Aim of the exercise = The records underneath are to be repeated exactly, with the pictures left out.

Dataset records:
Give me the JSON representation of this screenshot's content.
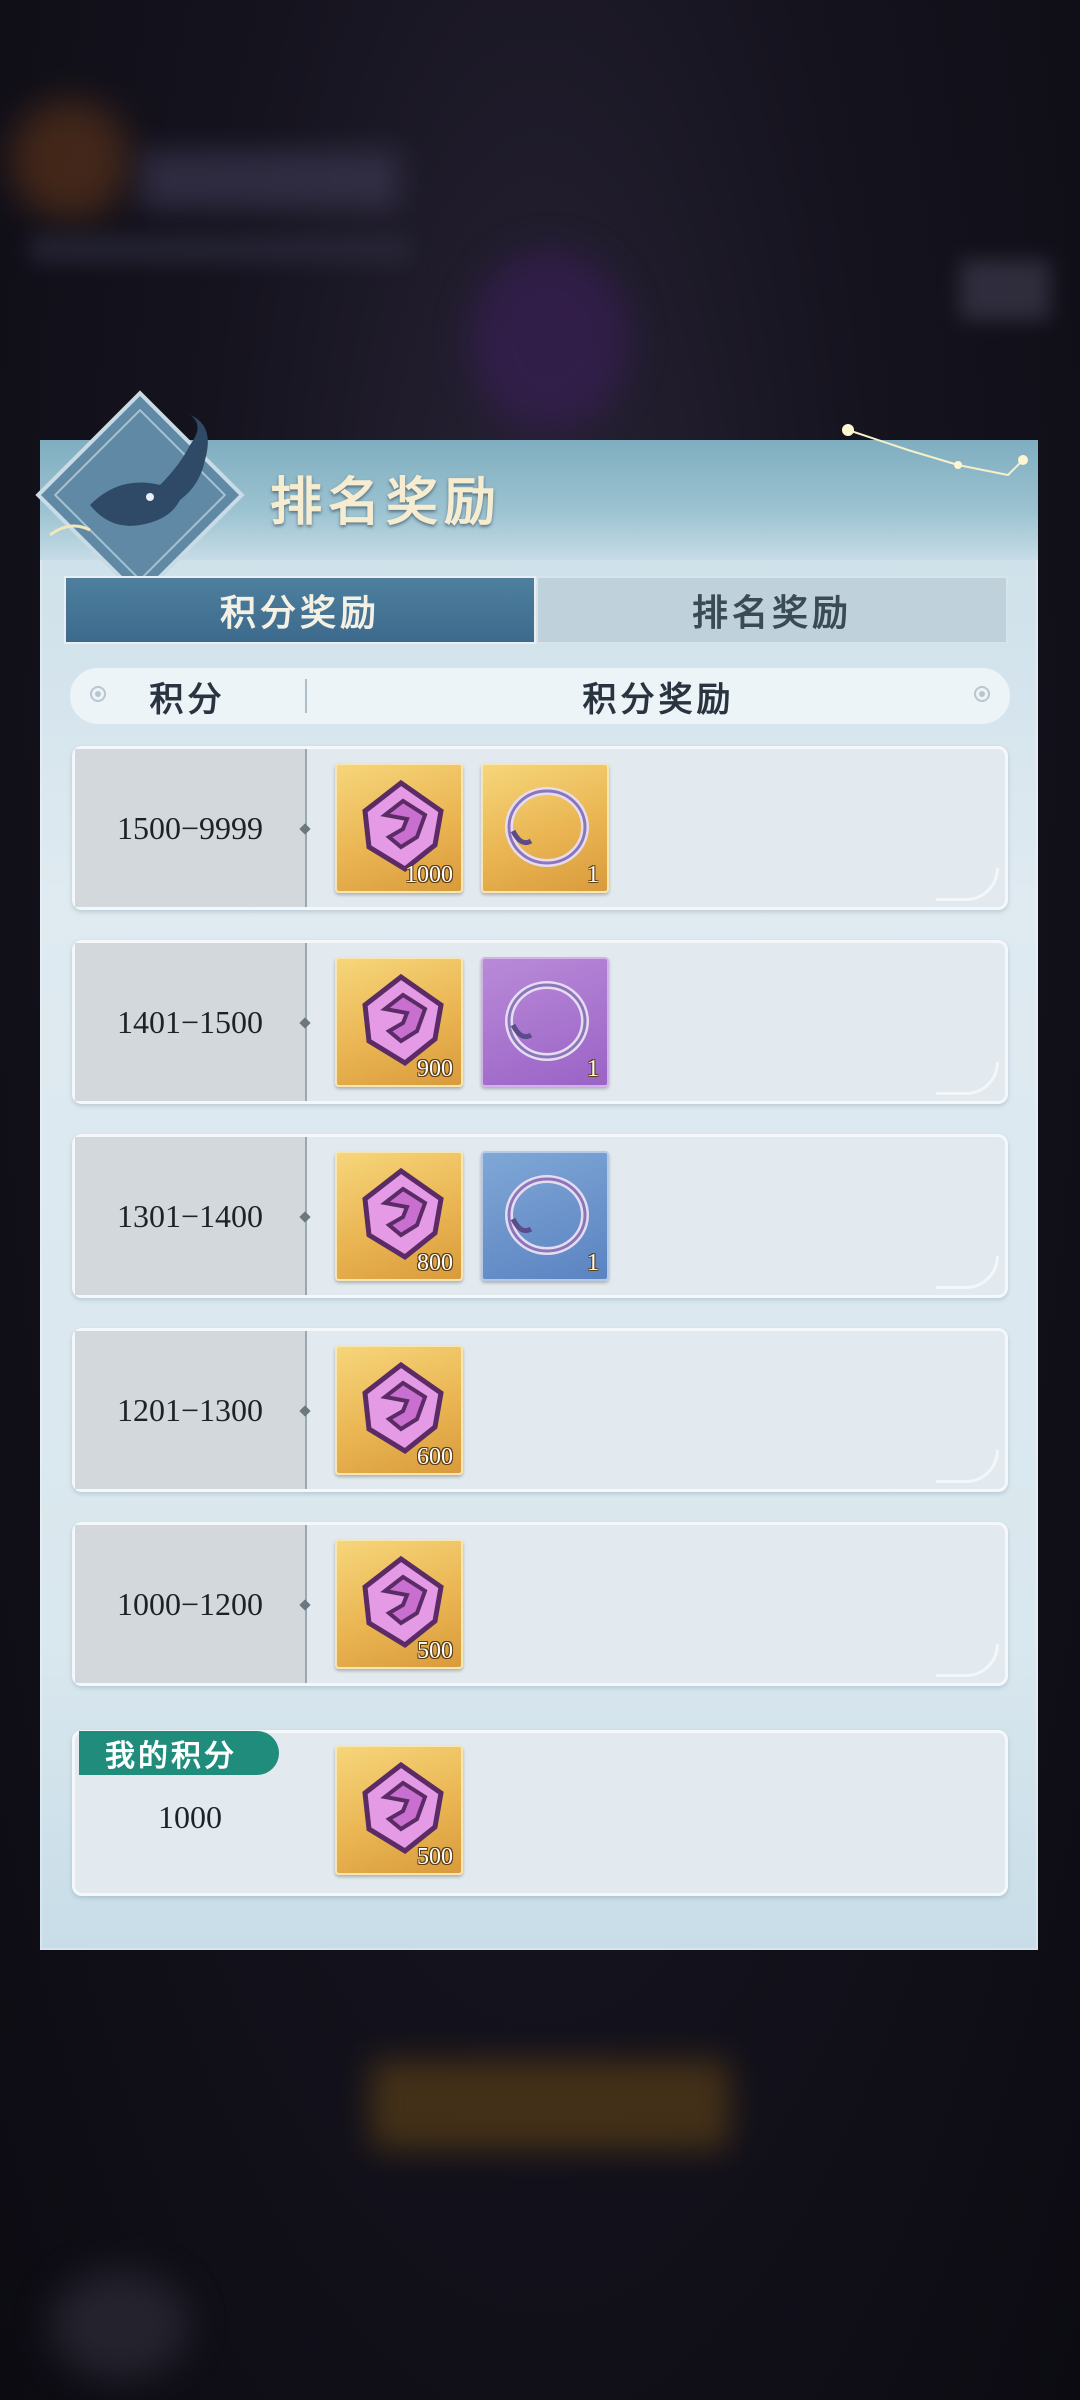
{
  "panel": {
    "title": "排名奖励"
  },
  "tabs": [
    {
      "label": "积分奖励",
      "active": true
    },
    {
      "label": "排名奖励",
      "active": false
    }
  ],
  "columns": {
    "score": "积分",
    "reward": "积分奖励"
  },
  "rows": [
    {
      "range": "1500−9999",
      "items": [
        {
          "type": "pink-token",
          "bg": "gold",
          "qty": "1000"
        },
        {
          "type": "ring",
          "bg": "gold",
          "qty": "1"
        }
      ]
    },
    {
      "range": "1401−1500",
      "items": [
        {
          "type": "pink-token",
          "bg": "gold",
          "qty": "900"
        },
        {
          "type": "ring",
          "bg": "purple",
          "qty": "1"
        }
      ]
    },
    {
      "range": "1301−1400",
      "items": [
        {
          "type": "pink-token",
          "bg": "gold",
          "qty": "800"
        },
        {
          "type": "ring",
          "bg": "blue",
          "qty": "1"
        }
      ]
    },
    {
      "range": "1201−1300",
      "items": [
        {
          "type": "pink-token",
          "bg": "gold",
          "qty": "600"
        }
      ]
    },
    {
      "range": "1000−1200",
      "items": [
        {
          "type": "pink-token",
          "bg": "gold",
          "qty": "500"
        }
      ]
    }
  ],
  "my_score": {
    "label": "我的积分",
    "value": "1000",
    "item": {
      "type": "pink-token",
      "bg": "gold",
      "qty": "500"
    }
  },
  "colors": {
    "tab_active": "#3c6a8c",
    "my_label": "#1f8c7c",
    "title": "#f6ecd0"
  }
}
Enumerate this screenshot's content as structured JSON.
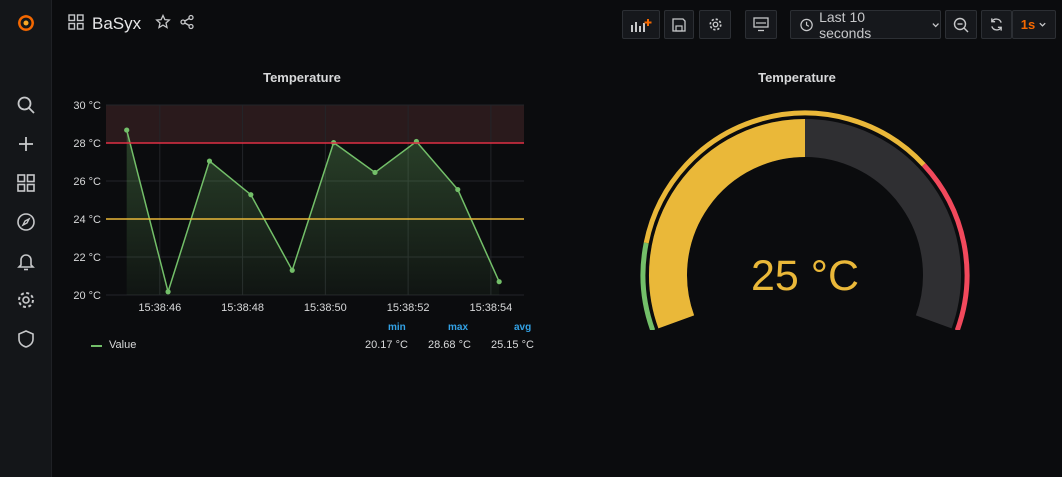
{
  "dashboard": {
    "title": "BaSyx"
  },
  "toolbar": {
    "time_range": "Last 10 seconds",
    "refresh_interval": "1s"
  },
  "sidebar": {
    "items": [
      {
        "icon": "search-icon"
      },
      {
        "icon": "plus-icon"
      },
      {
        "icon": "dashboards-icon"
      },
      {
        "icon": "explore-icon"
      },
      {
        "icon": "bell-icon"
      },
      {
        "icon": "gear-icon"
      },
      {
        "icon": "shield-icon"
      }
    ]
  },
  "graph_panel": {
    "title": "Temperature",
    "legend": {
      "headers": {
        "min": "min",
        "max": "max",
        "avg": "avg"
      },
      "series_name": "Value",
      "min": "20.17 °C",
      "max": "28.68 °C",
      "avg": "25.15 °C"
    }
  },
  "gauge_panel": {
    "title": "Temperature",
    "value_text": "25 °C",
    "value": 25,
    "min": 18,
    "max": 32,
    "thresholds": [
      {
        "from": 18,
        "to": 20,
        "color": "#73bf69"
      },
      {
        "from": 20,
        "to": 28,
        "color": "#eab839"
      },
      {
        "from": 28,
        "to": 32,
        "color": "#f2495c"
      }
    ],
    "value_color": "#eab839"
  },
  "chart_data": {
    "type": "line",
    "title": "Temperature",
    "series": [
      {
        "name": "Value",
        "color": "#73bf69",
        "points": [
          [
            "15:38:45.2",
            28.68
          ],
          [
            "15:38:46.2",
            20.17
          ],
          [
            "15:38:47.2",
            27.05
          ],
          [
            "15:38:48.2",
            25.28
          ],
          [
            "15:38:49.2",
            21.3
          ],
          [
            "15:38:50.2",
            28.02
          ],
          [
            "15:38:51.2",
            26.45
          ],
          [
            "15:38:52.2",
            28.08
          ],
          [
            "15:38:53.2",
            25.55
          ],
          [
            "15:38:54.2",
            20.7
          ]
        ]
      }
    ],
    "x_ticks": [
      "15:38:46",
      "15:38:48",
      "15:38:50",
      "15:38:52",
      "15:38:54"
    ],
    "y_ticks": [
      "20 °C",
      "22 °C",
      "24 °C",
      "26 °C",
      "28 °C",
      "30 °C"
    ],
    "ylim": [
      20,
      30
    ],
    "threshold_lines": [
      {
        "value": 28,
        "color": "#e02f44"
      },
      {
        "value": 24,
        "color": "#eab839"
      }
    ],
    "grid": true,
    "legend_position": "bottom"
  }
}
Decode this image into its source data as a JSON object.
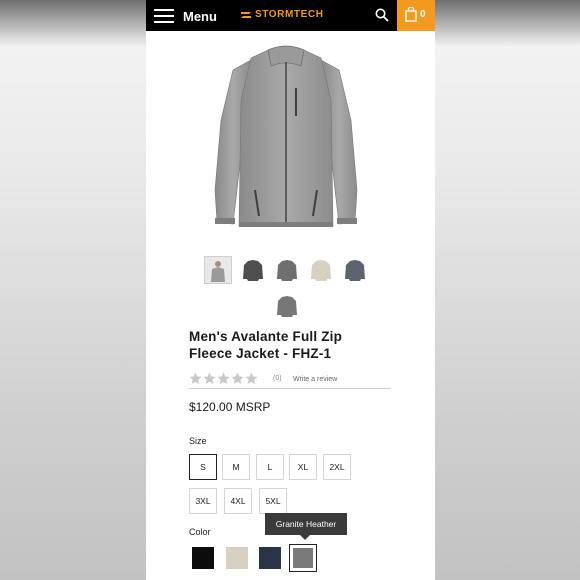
{
  "header": {
    "menu_label": "Menu",
    "brand": "STORMTECH",
    "cart_count": "0",
    "brand_color": "#f39a1e"
  },
  "gallery": {
    "thumbnails": [
      {
        "name": "model-front",
        "color": "#9a9a9a"
      },
      {
        "name": "charcoal",
        "color": "#4e4e4e"
      },
      {
        "name": "granite",
        "color": "#6f6f6f"
      },
      {
        "name": "oatmeal",
        "color": "#d8d0c0"
      },
      {
        "name": "navy",
        "color": "#5c6470"
      },
      {
        "name": "granite-alt",
        "color": "#777777"
      }
    ]
  },
  "product": {
    "title_line1": "Men's Avalante Full Zip",
    "title_line2": "Fleece Jacket - FHZ-1",
    "rating_count": "(0)",
    "write_review": "Write a review",
    "price": "$120.00 MSRP"
  },
  "size": {
    "label": "Size",
    "options": [
      "S",
      "M",
      "L",
      "XL",
      "2XL",
      "3XL",
      "4XL",
      "5XL"
    ],
    "selected": "S"
  },
  "color": {
    "label": "Color",
    "tooltip": "Granite Heather",
    "swatches": [
      {
        "name": "black",
        "color": "#0c0c0c"
      },
      {
        "name": "oatmeal-heather",
        "color": "#d9cfc2"
      },
      {
        "name": "navy-heather",
        "color": "#2a3447"
      },
      {
        "name": "granite-heather",
        "color": "#7a7a7a"
      }
    ],
    "selected": "Granite Heather"
  }
}
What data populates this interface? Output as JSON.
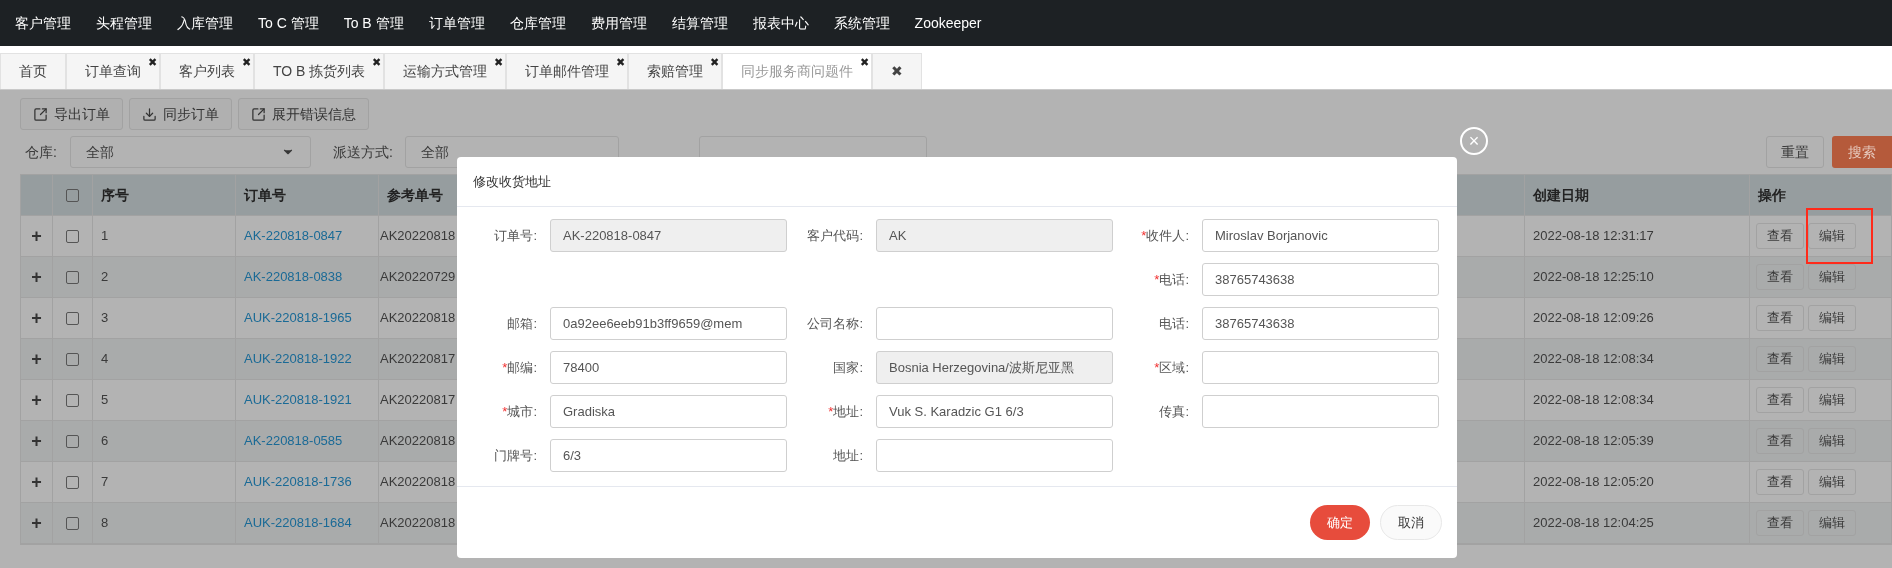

Answer to the task =
Give me the JSON representation of this screenshot's content.
{
  "panel": {
    "title": "排名奖励"
  },
  "tabs": [
    {
      "label": "积分奖励",
      "active": true
    },
    {
      "label": "排名奖励",
      "active": false
    }
  ],
  "columns": {
    "score": "积分",
    "reward": "积分奖励"
  },
  "rows": [
    {
      "range": "1500−9999",
      "items": [
        {
          "type": "pink-token",
          "bg": "gold",
          "qty": "1000"
        },
        {
          "type": "ring",
          "bg": "gold",
          "qty": "1"
        }
      ]
    },
    {
      "range": "1401−1500",
      "items": [
        {
          "type": "pink-token",
          "bg": "gold",
          "qty": "900"
        },
        {
          "type": "ring",
          "bg": "purple",
          "qty": "1"
        }
      ]
    },
    {
      "range": "1301−1400",
      "items": [
        {
          "type": "pink-token",
          "bg": "gold",
          "qty": "800"
        },
        {
          "type": "ring",
          "bg": "blue",
          "qty": "1"
        }
      ]
    },
    {
      "range": "1201−1300",
      "items": [
        {
          "type": "pink-token",
          "bg": "gold",
          "qty": "600"
        }
      ]
    },
    {
      "range": "1000−1200",
      "items": [
        {
          "type": "pink-token",
          "bg": "gold",
          "qty": "500"
        }
      ]
    }
  ],
  "my_score": {
    "label": "我的积分",
    "value": "1000",
    "item": {
      "type": "pink-token",
      "bg": "gold",
      "qty": "500"
    }
  },
  "colors": {
    "tab_active": "#3c6a8c",
    "my_label": "#1f8c7c",
    "title": "#f6ecd0"
  }
}
Enumerate this screenshot's content as structured JSON.
{
  "dashboard": {
    "title": "BaSyx"
  },
  "toolbar": {
    "time_range": "Last 10 seconds",
    "refresh_interval": "1s"
  },
  "sidebar": {
    "items": [
      {
        "icon": "search-icon"
      },
      {
        "icon": "plus-icon"
      },
      {
        "icon": "dashboards-icon"
      },
      {
        "icon": "explore-icon"
      },
      {
        "icon": "bell-icon"
      },
      {
        "icon": "gear-icon"
      },
      {
        "icon": "shield-icon"
      }
    ]
  },
  "graph_panel": {
    "title": "Temperature",
    "legend": {
      "headers": {
        "min": "min",
        "max": "max",
        "avg": "avg"
      },
      "series_name": "Value",
      "min": "20.17 °C",
      "max": "28.68 °C",
      "avg": "25.15 °C"
    }
  },
  "gauge_panel": {
    "title": "Temperature",
    "value_text": "25 °C",
    "value": 25,
    "min": 18,
    "max": 32,
    "thresholds": [
      {
        "from": 18,
        "to": 20,
        "color": "#73bf69"
      },
      {
        "from": 20,
        "to": 28,
        "color": "#eab839"
      },
      {
        "from": 28,
        "to": 32,
        "color": "#f2495c"
      }
    ],
    "value_color": "#eab839"
  },
  "chart_data": {
    "type": "line",
    "title": "Temperature",
    "series": [
      {
        "name": "Value",
        "color": "#73bf69",
        "points": [
          [
            "15:38:45.2",
            28.68
          ],
          [
            "15:38:46.2",
            20.17
          ],
          [
            "15:38:47.2",
            27.05
          ],
          [
            "15:38:48.2",
            25.28
          ],
          [
            "15:38:49.2",
            21.3
          ],
          [
            "15:38:50.2",
            28.02
          ],
          [
            "15:38:51.2",
            26.45
          ],
          [
            "15:38:52.2",
            28.08
          ],
          [
            "15:38:53.2",
            25.55
          ],
          [
            "15:38:54.2",
            20.7
          ]
        ]
      }
    ],
    "x_ticks": [
      "15:38:46",
      "15:38:48",
      "15:38:50",
      "15:38:52",
      "15:38:54"
    ],
    "y_ticks": [
      "20 °C",
      "22 °C",
      "24 °C",
      "26 °C",
      "28 °C",
      "30 °C"
    ],
    "ylim": [
      20,
      30
    ],
    "threshold_lines": [
      {
        "value": 28,
        "color": "#e02f44"
      },
      {
        "value": 24,
        "color": "#eab839"
      }
    ],
    "grid": true,
    "legend_position": "bottom"
  }
}
Decode this image into its source data as a JSON object.
{
  "header": {
    "menu_label": "Menu",
    "brand": "STORMTECH",
    "cart_count": "0",
    "brand_color": "#f39a1e"
  },
  "gallery": {
    "thumbnails": [
      {
        "name": "model-front",
        "color": "#9a9a9a"
      },
      {
        "name": "charcoal",
        "color": "#4e4e4e"
      },
      {
        "name": "granite",
        "color": "#6f6f6f"
      },
      {
        "name": "oatmeal",
        "color": "#d8d0c0"
      },
      {
        "name": "navy",
        "color": "#5c6470"
      },
      {
        "name": "granite-alt",
        "color": "#777777"
      }
    ]
  },
  "product": {
    "title_line1": "Men's Avalante Full Zip",
    "title_line2": "Fleece Jacket - FHZ-1",
    "rating_count": "(0)",
    "write_review": "Write a review",
    "price": "$120.00 MSRP"
  },
  "size": {
    "label": "Size",
    "options": [
      "S",
      "M",
      "L",
      "XL",
      "2XL",
      "3XL",
      "4XL",
      "5XL"
    ],
    "selected": "S"
  },
  "color": {
    "label": "Color",
    "tooltip": "Granite Heather",
    "swatches": [
      {
        "name": "black",
        "color": "#0c0c0c"
      },
      {
        "name": "oatmeal-heather",
        "color": "#d9cfc2"
      },
      {
        "name": "navy-heather",
        "color": "#2a3447"
      },
      {
        "name": "granite-heather",
        "color": "#7a7a7a"
      }
    ],
    "selected": "Granite Heather"
  }
}
What data populates this interface? Output as JSON.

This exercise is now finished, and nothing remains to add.